Below is a set of records. Repeat all of them exactly.

::: RECORDS TO USE

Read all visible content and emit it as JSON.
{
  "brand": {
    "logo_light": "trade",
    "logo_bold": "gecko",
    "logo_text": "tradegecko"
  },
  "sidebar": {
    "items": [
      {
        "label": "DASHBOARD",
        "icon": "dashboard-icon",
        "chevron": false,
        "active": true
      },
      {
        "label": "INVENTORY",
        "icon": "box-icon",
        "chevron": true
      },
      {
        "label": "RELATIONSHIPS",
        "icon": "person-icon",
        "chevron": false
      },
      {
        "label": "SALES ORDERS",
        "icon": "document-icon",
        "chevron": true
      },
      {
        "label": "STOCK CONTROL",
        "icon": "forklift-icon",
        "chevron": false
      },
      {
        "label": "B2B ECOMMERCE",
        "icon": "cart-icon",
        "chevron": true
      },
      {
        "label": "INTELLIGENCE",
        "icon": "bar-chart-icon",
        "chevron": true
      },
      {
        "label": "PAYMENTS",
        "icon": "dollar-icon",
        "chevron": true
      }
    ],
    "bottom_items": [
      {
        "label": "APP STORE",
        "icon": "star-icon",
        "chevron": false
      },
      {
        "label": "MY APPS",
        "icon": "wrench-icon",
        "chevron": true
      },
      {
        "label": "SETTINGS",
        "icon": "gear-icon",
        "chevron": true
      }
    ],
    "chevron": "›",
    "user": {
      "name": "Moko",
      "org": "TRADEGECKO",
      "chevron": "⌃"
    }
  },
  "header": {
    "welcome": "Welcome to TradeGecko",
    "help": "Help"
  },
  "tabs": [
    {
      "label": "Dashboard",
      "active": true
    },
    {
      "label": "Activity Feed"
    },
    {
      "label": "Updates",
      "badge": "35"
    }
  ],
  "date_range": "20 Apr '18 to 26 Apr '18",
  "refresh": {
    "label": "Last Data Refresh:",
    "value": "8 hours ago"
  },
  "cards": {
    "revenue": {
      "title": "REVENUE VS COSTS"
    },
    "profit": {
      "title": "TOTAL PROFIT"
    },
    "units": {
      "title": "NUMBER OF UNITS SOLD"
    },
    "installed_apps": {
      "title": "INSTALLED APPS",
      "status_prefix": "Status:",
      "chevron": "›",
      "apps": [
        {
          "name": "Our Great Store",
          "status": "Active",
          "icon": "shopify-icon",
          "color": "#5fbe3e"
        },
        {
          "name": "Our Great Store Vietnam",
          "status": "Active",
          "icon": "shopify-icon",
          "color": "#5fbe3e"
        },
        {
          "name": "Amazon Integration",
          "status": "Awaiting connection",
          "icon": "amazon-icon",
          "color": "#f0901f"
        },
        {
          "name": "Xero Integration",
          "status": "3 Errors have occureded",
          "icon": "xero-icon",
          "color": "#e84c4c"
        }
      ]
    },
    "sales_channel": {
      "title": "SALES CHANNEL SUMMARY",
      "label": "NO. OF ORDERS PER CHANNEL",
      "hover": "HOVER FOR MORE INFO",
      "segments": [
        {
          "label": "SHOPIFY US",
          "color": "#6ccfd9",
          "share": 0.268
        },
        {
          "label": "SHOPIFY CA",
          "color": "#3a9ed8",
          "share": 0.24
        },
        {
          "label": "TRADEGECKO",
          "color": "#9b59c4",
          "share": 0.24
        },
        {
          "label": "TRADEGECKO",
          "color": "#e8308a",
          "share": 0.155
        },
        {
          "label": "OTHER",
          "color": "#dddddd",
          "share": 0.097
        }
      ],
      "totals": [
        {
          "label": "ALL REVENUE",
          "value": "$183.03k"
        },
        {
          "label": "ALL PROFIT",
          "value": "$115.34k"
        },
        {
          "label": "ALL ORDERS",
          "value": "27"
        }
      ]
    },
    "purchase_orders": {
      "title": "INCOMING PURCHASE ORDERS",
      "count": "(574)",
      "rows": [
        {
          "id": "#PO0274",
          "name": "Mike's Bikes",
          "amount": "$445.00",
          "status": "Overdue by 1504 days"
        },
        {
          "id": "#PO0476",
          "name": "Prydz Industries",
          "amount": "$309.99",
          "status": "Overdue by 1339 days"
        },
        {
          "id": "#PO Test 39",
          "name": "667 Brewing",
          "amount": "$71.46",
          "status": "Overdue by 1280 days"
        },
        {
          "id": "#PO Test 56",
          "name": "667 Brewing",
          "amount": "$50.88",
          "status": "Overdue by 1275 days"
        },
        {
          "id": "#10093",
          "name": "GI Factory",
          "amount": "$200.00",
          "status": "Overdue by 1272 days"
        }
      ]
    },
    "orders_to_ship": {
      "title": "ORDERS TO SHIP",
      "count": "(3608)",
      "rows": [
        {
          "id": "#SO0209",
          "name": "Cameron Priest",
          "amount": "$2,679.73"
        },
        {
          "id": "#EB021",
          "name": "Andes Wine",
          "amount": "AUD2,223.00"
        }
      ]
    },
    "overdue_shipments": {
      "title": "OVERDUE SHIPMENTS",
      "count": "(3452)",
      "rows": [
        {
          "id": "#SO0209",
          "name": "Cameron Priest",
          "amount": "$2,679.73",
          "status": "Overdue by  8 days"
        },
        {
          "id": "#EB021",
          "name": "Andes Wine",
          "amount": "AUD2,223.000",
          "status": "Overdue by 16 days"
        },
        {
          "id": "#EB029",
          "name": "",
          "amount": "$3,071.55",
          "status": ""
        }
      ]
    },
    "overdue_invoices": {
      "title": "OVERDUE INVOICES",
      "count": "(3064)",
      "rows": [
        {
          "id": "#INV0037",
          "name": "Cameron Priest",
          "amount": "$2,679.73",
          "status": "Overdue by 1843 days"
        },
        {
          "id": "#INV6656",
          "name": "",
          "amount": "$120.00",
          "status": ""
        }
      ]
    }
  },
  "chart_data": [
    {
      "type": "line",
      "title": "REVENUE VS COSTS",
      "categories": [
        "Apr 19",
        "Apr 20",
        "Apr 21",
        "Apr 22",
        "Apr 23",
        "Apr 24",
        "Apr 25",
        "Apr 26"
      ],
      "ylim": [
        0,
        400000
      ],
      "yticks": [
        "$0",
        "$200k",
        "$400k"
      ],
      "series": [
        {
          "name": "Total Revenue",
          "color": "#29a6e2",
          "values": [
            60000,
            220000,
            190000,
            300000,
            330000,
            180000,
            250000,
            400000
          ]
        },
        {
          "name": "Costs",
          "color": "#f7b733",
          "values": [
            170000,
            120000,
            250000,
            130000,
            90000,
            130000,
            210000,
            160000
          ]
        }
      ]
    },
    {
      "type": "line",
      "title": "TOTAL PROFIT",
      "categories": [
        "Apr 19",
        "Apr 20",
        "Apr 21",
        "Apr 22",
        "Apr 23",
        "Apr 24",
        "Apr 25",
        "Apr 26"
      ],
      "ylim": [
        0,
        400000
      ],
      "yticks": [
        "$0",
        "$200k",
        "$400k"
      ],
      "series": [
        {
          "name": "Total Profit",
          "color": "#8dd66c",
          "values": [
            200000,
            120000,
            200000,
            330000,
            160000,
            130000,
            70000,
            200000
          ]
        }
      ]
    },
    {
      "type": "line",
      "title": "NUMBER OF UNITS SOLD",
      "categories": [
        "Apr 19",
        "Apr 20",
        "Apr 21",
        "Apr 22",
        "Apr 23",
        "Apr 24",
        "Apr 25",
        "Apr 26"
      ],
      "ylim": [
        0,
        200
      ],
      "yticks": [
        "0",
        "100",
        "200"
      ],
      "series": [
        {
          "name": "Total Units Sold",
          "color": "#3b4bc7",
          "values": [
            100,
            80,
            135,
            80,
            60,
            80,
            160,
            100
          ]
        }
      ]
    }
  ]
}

::::::

● **ANSWER TO THE EXERCISE**:
Read all visible content and emit it as JSON.
{
  "brand": {
    "logo_light": "trade",
    "logo_bold": "gecko",
    "logo_text": "tradegecko"
  },
  "sidebar": {
    "items": [
      {
        "label": "DASHBOARD",
        "icon": "dashboard-icon",
        "chevron": false,
        "active": true
      },
      {
        "label": "INVENTORY",
        "icon": "box-icon",
        "chevron": true
      },
      {
        "label": "RELATIONSHIPS",
        "icon": "person-icon",
        "chevron": false
      },
      {
        "label": "SALES ORDERS",
        "icon": "document-icon",
        "chevron": true
      },
      {
        "label": "STOCK CONTROL",
        "icon": "forklift-icon",
        "chevron": false
      },
      {
        "label": "B2B ECOMMERCE",
        "icon": "cart-icon",
        "chevron": true
      },
      {
        "label": "INTELLIGENCE",
        "icon": "bar-chart-icon",
        "chevron": true
      },
      {
        "label": "PAYMENTS",
        "icon": "dollar-icon",
        "chevron": true
      }
    ],
    "bottom_items": [
      {
        "label": "APP STORE",
        "icon": "star-icon",
        "chevron": false
      },
      {
        "label": "MY APPS",
        "icon": "wrench-icon",
        "chevron": true
      },
      {
        "label": "SETTINGS",
        "icon": "gear-icon",
        "chevron": true
      }
    ],
    "chevron": "›",
    "user": {
      "name": "Moko",
      "org": "TRADEGECKO",
      "chevron": "⌃"
    }
  },
  "header": {
    "welcome": "Welcome to TradeGecko",
    "help": "Help"
  },
  "tabs": [
    {
      "label": "Dashboard",
      "active": true
    },
    {
      "label": "Activity Feed"
    },
    {
      "label": "Updates",
      "badge": "35"
    }
  ],
  "date_range": "20 Apr '18 to 26 Apr '18",
  "refresh": {
    "label": "Last Data Refresh:",
    "value": "8 hours ago"
  },
  "cards": {
    "revenue": {
      "title": "REVENUE VS COSTS"
    },
    "profit": {
      "title": "TOTAL PROFIT"
    },
    "units": {
      "title": "NUMBER OF UNITS SOLD"
    },
    "installed_apps": {
      "title": "INSTALLED APPS",
      "status_prefix": "Status:",
      "chevron": "›",
      "apps": [
        {
          "name": "Our Great Store",
          "status": "Active",
          "icon": "shopify-icon",
          "color": "#5fbe3e"
        },
        {
          "name": "Our Great Store Vietnam",
          "status": "Active",
          "icon": "shopify-icon",
          "color": "#5fbe3e"
        },
        {
          "name": "Amazon Integration",
          "status": "Awaiting connection",
          "icon": "amazon-icon",
          "color": "#f0901f"
        },
        {
          "name": "Xero Integration",
          "status": "3 Errors have occureded",
          "icon": "xero-icon",
          "color": "#e84c4c"
        }
      ]
    },
    "sales_channel": {
      "title": "SALES CHANNEL SUMMARY",
      "label": "NO. OF ORDERS PER CHANNEL",
      "hover": "HOVER FOR MORE INFO",
      "segments": [
        {
          "label": "SHOPIFY US",
          "color": "#6ccfd9",
          "share": 0.268
        },
        {
          "label": "SHOPIFY CA",
          "color": "#3a9ed8",
          "share": 0.24
        },
        {
          "label": "TRADEGECKO",
          "color": "#9b59c4",
          "share": 0.24
        },
        {
          "label": "TRADEGECKO",
          "color": "#e8308a",
          "share": 0.155
        },
        {
          "label": "OTHER",
          "color": "#dddddd",
          "share": 0.097
        }
      ],
      "totals": [
        {
          "label": "ALL REVENUE",
          "value": "$183.03k"
        },
        {
          "label": "ALL PROFIT",
          "value": "$115.34k"
        },
        {
          "label": "ALL ORDERS",
          "value": "27"
        }
      ]
    },
    "purchase_orders": {
      "title": "INCOMING PURCHASE ORDERS",
      "count": "(574)",
      "rows": [
        {
          "id": "#PO0274",
          "name": "Mike's Bikes",
          "amount": "$445.00",
          "status": "Overdue by 1504 days"
        },
        {
          "id": "#PO0476",
          "name": "Prydz Industries",
          "amount": "$309.99",
          "status": "Overdue by 1339 days"
        },
        {
          "id": "#PO Test 39",
          "name": "667 Brewing",
          "amount": "$71.46",
          "status": "Overdue by 1280 days"
        },
        {
          "id": "#PO Test 56",
          "name": "667 Brewing",
          "amount": "$50.88",
          "status": "Overdue by 1275 days"
        },
        {
          "id": "#10093",
          "name": "GI Factory",
          "amount": "$200.00",
          "status": "Overdue by 1272 days"
        }
      ]
    },
    "orders_to_ship": {
      "title": "ORDERS TO SHIP",
      "count": "(3608)",
      "rows": [
        {
          "id": "#SO0209",
          "name": "Cameron Priest",
          "amount": "$2,679.73"
        },
        {
          "id": "#EB021",
          "name": "Andes Wine",
          "amount": "AUD2,223.00"
        }
      ]
    },
    "overdue_shipments": {
      "title": "OVERDUE SHIPMENTS",
      "count": "(3452)",
      "rows": [
        {
          "id": "#SO0209",
          "name": "Cameron Priest",
          "amount": "$2,679.73",
          "status": "Overdue by  8 days"
        },
        {
          "id": "#EB021",
          "name": "Andes Wine",
          "amount": "AUD2,223.000",
          "status": "Overdue by 16 days"
        },
        {
          "id": "#EB029",
          "name": "",
          "amount": "$3,071.55",
          "status": ""
        }
      ]
    },
    "overdue_invoices": {
      "title": "OVERDUE INVOICES",
      "count": "(3064)",
      "rows": [
        {
          "id": "#INV0037",
          "name": "Cameron Priest",
          "amount": "$2,679.73",
          "status": "Overdue by 1843 days"
        },
        {
          "id": "#INV6656",
          "name": "",
          "amount": "$120.00",
          "status": ""
        }
      ]
    }
  },
  "chart_data": [
    {
      "type": "line",
      "title": "REVENUE VS COSTS",
      "categories": [
        "Apr 19",
        "Apr 20",
        "Apr 21",
        "Apr 22",
        "Apr 23",
        "Apr 24",
        "Apr 25",
        "Apr 26"
      ],
      "ylim": [
        0,
        400000
      ],
      "yticks": [
        "$0",
        "$200k",
        "$400k"
      ],
      "series": [
        {
          "name": "Total Revenue",
          "color": "#29a6e2",
          "values": [
            60000,
            220000,
            190000,
            300000,
            330000,
            180000,
            250000,
            400000
          ]
        },
        {
          "name": "Costs",
          "color": "#f7b733",
          "values": [
            170000,
            120000,
            250000,
            130000,
            90000,
            130000,
            210000,
            160000
          ]
        }
      ]
    },
    {
      "type": "line",
      "title": "TOTAL PROFIT",
      "categories": [
        "Apr 19",
        "Apr 20",
        "Apr 21",
        "Apr 22",
        "Apr 23",
        "Apr 24",
        "Apr 25",
        "Apr 26"
      ],
      "ylim": [
        0,
        400000
      ],
      "yticks": [
        "$0",
        "$200k",
        "$400k"
      ],
      "series": [
        {
          "name": "Total Profit",
          "color": "#8dd66c",
          "values": [
            200000,
            120000,
            200000,
            330000,
            160000,
            130000,
            70000,
            200000
          ]
        }
      ]
    },
    {
      "type": "line",
      "title": "NUMBER OF UNITS SOLD",
      "categories": [
        "Apr 19",
        "Apr 20",
        "Apr 21",
        "Apr 22",
        "Apr 23",
        "Apr 24",
        "Apr 25",
        "Apr 26"
      ],
      "ylim": [
        0,
        200
      ],
      "yticks": [
        "0",
        "100",
        "200"
      ],
      "series": [
        {
          "name": "Total Units Sold",
          "color": "#3b4bc7",
          "values": [
            100,
            80,
            135,
            80,
            60,
            80,
            160,
            100
          ]
        }
      ]
    }
  ]
}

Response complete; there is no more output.